(Records contained in a dataset)
[Begin]

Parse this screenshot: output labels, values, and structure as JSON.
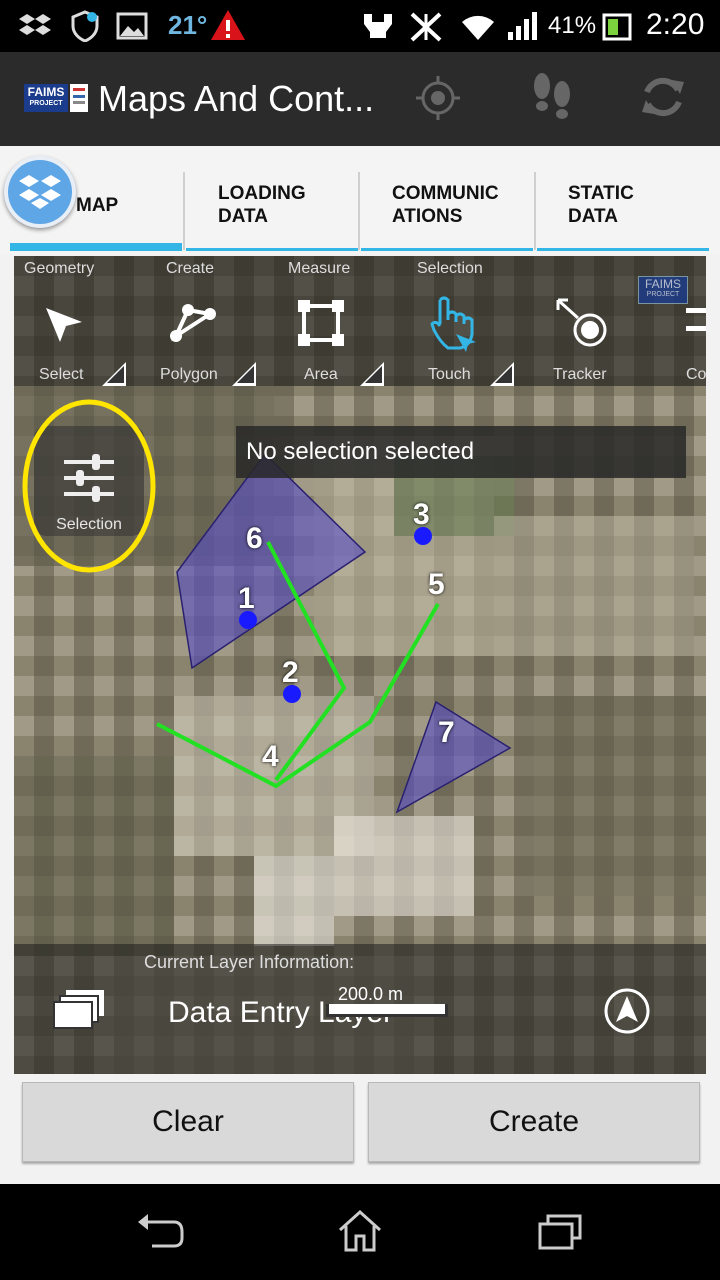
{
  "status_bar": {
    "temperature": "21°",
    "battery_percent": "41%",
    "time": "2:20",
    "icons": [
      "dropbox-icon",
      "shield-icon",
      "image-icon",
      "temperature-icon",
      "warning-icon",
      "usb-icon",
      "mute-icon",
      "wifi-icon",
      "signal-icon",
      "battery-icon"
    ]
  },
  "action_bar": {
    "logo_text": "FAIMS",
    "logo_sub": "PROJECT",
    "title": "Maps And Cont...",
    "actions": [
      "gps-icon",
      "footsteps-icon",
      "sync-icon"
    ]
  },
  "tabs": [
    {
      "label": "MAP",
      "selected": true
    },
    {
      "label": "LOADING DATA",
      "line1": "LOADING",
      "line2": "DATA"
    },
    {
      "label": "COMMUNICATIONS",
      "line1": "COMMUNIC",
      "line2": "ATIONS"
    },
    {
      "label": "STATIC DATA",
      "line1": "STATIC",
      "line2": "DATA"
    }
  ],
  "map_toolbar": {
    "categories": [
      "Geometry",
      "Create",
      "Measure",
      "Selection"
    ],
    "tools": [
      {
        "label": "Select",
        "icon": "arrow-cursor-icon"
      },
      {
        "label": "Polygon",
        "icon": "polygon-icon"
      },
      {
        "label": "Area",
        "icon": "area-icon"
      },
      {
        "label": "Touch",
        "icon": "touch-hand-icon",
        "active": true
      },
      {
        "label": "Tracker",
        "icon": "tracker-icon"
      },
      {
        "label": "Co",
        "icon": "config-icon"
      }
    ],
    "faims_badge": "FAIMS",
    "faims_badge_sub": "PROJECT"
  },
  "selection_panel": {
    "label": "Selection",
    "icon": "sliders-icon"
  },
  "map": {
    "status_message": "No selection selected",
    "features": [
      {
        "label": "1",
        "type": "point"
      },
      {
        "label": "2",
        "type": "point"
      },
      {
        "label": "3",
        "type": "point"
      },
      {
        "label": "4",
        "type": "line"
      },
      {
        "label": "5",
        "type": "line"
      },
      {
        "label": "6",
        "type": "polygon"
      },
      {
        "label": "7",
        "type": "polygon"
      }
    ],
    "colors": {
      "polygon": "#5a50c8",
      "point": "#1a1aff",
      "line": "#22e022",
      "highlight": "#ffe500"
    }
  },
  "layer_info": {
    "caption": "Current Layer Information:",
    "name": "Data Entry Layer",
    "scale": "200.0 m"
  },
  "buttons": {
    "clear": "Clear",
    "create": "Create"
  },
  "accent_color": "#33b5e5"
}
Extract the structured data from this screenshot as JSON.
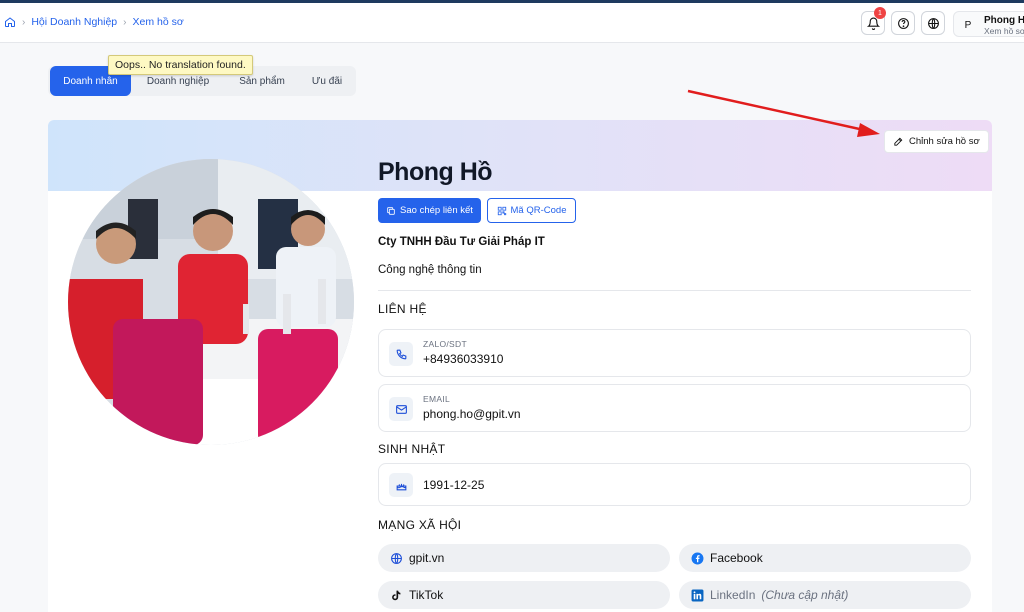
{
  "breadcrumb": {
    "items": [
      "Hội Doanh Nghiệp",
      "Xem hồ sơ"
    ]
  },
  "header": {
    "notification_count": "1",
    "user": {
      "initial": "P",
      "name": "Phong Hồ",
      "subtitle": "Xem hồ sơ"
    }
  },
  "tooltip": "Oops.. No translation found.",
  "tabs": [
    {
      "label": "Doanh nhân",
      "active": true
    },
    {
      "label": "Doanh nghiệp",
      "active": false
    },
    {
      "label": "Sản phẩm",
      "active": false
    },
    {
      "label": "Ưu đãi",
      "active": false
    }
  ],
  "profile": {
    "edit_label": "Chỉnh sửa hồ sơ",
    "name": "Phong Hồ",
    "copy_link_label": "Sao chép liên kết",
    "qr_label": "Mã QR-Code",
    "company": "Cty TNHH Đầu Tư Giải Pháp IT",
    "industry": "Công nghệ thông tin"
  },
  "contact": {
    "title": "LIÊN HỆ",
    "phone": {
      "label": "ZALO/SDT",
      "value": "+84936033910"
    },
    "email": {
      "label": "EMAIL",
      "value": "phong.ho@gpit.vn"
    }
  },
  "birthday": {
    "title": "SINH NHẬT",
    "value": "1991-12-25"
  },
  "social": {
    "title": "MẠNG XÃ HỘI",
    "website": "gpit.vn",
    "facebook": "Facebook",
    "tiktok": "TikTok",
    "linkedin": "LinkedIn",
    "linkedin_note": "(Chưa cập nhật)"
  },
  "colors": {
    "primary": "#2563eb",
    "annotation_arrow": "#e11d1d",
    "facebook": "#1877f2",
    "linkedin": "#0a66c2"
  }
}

[End]

## What the task requires
Reproduce the whole listing above word for word, but not its pictures.

## Task solution
Parse this screenshot: output labels, values, and structure as JSON.
{
  "status_bar": {
    "temperature": "21°",
    "battery_percent": "41%",
    "time": "2:20",
    "icons": [
      "dropbox-icon",
      "shield-icon",
      "image-icon",
      "temperature-icon",
      "warning-icon",
      "usb-icon",
      "mute-icon",
      "wifi-icon",
      "signal-icon",
      "battery-icon"
    ]
  },
  "action_bar": {
    "logo_text": "FAIMS",
    "logo_sub": "PROJECT",
    "title": "Maps And Cont...",
    "actions": [
      "gps-icon",
      "footsteps-icon",
      "sync-icon"
    ]
  },
  "tabs": [
    {
      "label": "MAP",
      "selected": true
    },
    {
      "label": "LOADING DATA",
      "line1": "LOADING",
      "line2": "DATA"
    },
    {
      "label": "COMMUNICATIONS",
      "line1": "COMMUNIC",
      "line2": "ATIONS"
    },
    {
      "label": "STATIC DATA",
      "line1": "STATIC",
      "line2": "DATA"
    }
  ],
  "map_toolbar": {
    "categories": [
      "Geometry",
      "Create",
      "Measure",
      "Selection"
    ],
    "tools": [
      {
        "label": "Select",
        "icon": "arrow-cursor-icon"
      },
      {
        "label": "Polygon",
        "icon": "polygon-icon"
      },
      {
        "label": "Area",
        "icon": "area-icon"
      },
      {
        "label": "Touch",
        "icon": "touch-hand-icon",
        "active": true
      },
      {
        "label": "Tracker",
        "icon": "tracker-icon"
      },
      {
        "label": "Co",
        "icon": "config-icon"
      }
    ],
    "faims_badge": "FAIMS",
    "faims_badge_sub": "PROJECT"
  },
  "selection_panel": {
    "label": "Selection",
    "icon": "sliders-icon"
  },
  "map": {
    "status_message": "No selection selected",
    "features": [
      {
        "label": "1",
        "type": "point"
      },
      {
        "label": "2",
        "type": "point"
      },
      {
        "label": "3",
        "type": "point"
      },
      {
        "label": "4",
        "type": "line"
      },
      {
        "label": "5",
        "type": "line"
      },
      {
        "label": "6",
        "type": "polygon"
      },
      {
        "label": "7",
        "type": "polygon"
      }
    ],
    "colors": {
      "polygon": "#5a50c8",
      "point": "#1a1aff",
      "line": "#22e022",
      "highlight": "#ffe500"
    }
  },
  "layer_info": {
    "caption": "Current Layer Information:",
    "name": "Data Entry Layer",
    "scale": "200.0 m"
  },
  "buttons": {
    "clear": "Clear",
    "create": "Create"
  },
  "accent_color": "#33b5e5"
}
Extract the structured data from this screenshot as JSON.
{
  "breadcrumb": {
    "items": [
      "Hội Doanh Nghiệp",
      "Xem hồ sơ"
    ]
  },
  "header": {
    "notification_count": "1",
    "user": {
      "initial": "P",
      "name": "Phong Hồ",
      "subtitle": "Xem hồ sơ"
    }
  },
  "tooltip": "Oops.. No translation found.",
  "tabs": [
    {
      "label": "Doanh nhân",
      "active": true
    },
    {
      "label": "Doanh nghiệp",
      "active": false
    },
    {
      "label": "Sản phẩm",
      "active": false
    },
    {
      "label": "Ưu đãi",
      "active": false
    }
  ],
  "profile": {
    "edit_label": "Chỉnh sửa hồ sơ",
    "name": "Phong Hồ",
    "copy_link_label": "Sao chép liên kết",
    "qr_label": "Mã QR-Code",
    "company": "Cty TNHH Đầu Tư Giải Pháp IT",
    "industry": "Công nghệ thông tin"
  },
  "contact": {
    "title": "LIÊN HỆ",
    "phone": {
      "label": "ZALO/SDT",
      "value": "+84936033910"
    },
    "email": {
      "label": "EMAIL",
      "value": "phong.ho@gpit.vn"
    }
  },
  "birthday": {
    "title": "SINH NHẬT",
    "value": "1991-12-25"
  },
  "social": {
    "title": "MẠNG XÃ HỘI",
    "website": "gpit.vn",
    "facebook": "Facebook",
    "tiktok": "TikTok",
    "linkedin": "LinkedIn",
    "linkedin_note": "(Chưa cập nhật)"
  },
  "colors": {
    "primary": "#2563eb",
    "annotation_arrow": "#e11d1d",
    "facebook": "#1877f2",
    "linkedin": "#0a66c2"
  }
}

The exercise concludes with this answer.